Every line that includes the word "辛丑条约" is to be listed.

◇ ◇ ◇ ◇ ◇

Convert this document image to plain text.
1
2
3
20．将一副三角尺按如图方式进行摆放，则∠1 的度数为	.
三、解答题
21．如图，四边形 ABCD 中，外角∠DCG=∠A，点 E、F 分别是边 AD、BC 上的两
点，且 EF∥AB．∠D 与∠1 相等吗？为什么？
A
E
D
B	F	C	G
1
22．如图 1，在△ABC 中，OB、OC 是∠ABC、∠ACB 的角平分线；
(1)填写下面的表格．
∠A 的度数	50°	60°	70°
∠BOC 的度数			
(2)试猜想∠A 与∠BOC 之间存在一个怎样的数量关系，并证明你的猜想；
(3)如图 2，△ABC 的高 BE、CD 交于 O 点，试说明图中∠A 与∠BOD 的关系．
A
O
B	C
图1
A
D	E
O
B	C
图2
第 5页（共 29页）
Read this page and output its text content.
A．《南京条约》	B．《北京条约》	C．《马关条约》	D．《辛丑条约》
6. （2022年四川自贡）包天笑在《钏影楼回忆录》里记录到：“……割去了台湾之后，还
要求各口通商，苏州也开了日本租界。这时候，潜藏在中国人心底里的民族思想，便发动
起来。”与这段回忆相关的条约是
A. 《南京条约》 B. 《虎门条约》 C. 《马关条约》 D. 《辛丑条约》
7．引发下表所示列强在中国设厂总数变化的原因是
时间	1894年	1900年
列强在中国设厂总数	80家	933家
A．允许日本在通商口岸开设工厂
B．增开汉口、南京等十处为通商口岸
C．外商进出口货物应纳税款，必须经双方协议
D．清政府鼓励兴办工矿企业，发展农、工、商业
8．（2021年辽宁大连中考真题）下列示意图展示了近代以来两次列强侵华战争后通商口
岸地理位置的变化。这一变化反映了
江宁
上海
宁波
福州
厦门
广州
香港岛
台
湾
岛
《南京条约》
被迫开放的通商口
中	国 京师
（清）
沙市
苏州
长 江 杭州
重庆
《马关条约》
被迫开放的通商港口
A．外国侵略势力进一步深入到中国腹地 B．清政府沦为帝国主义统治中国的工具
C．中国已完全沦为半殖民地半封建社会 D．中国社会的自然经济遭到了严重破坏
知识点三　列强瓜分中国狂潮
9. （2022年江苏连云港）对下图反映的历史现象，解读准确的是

◇ ◇ ◇ ◇ ◇

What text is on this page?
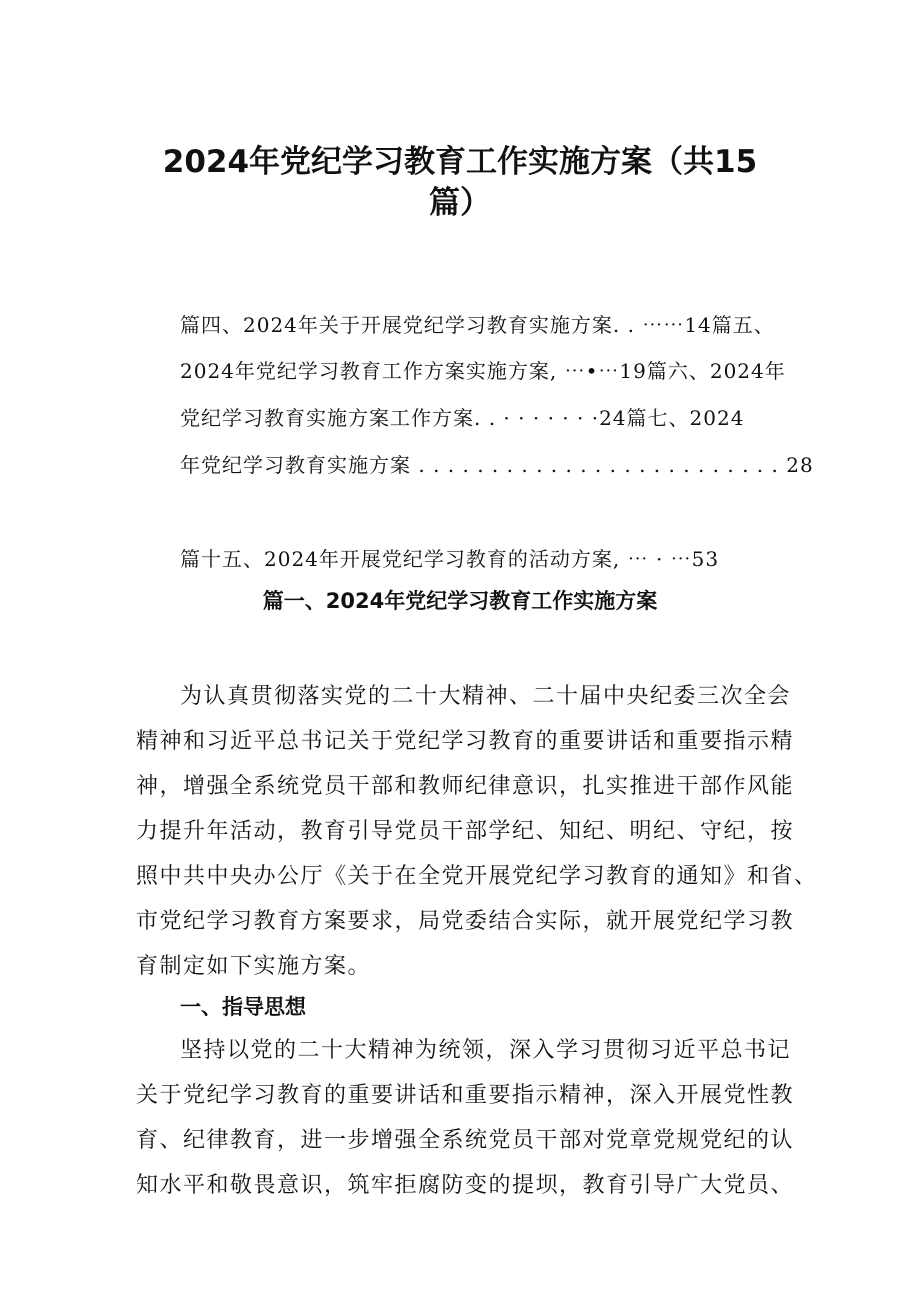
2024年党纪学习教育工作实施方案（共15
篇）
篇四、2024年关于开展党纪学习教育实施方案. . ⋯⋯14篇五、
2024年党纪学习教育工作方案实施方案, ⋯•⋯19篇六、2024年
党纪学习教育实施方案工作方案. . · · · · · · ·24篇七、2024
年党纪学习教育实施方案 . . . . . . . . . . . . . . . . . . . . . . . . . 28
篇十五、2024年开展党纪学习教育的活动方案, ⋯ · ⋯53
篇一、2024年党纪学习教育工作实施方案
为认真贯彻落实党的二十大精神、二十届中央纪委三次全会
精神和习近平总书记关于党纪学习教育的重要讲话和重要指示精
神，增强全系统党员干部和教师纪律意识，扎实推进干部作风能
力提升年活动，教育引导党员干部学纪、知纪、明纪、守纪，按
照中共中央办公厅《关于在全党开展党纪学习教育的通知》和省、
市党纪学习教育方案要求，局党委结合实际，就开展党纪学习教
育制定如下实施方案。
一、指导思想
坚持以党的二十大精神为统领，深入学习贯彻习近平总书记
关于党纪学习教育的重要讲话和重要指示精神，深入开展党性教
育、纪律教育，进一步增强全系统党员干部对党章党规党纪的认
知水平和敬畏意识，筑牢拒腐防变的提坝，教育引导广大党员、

◇ ◇ ◇ ◇ ◇

— EXERCISE RESPONSE —
A．《南京条约》	B．《北京条约》	C．《马关条约》	D．《辛丑条约》
A. 《南京条约》 B. 《虎门条约》 C. 《马关条约》 D. 《辛丑条约》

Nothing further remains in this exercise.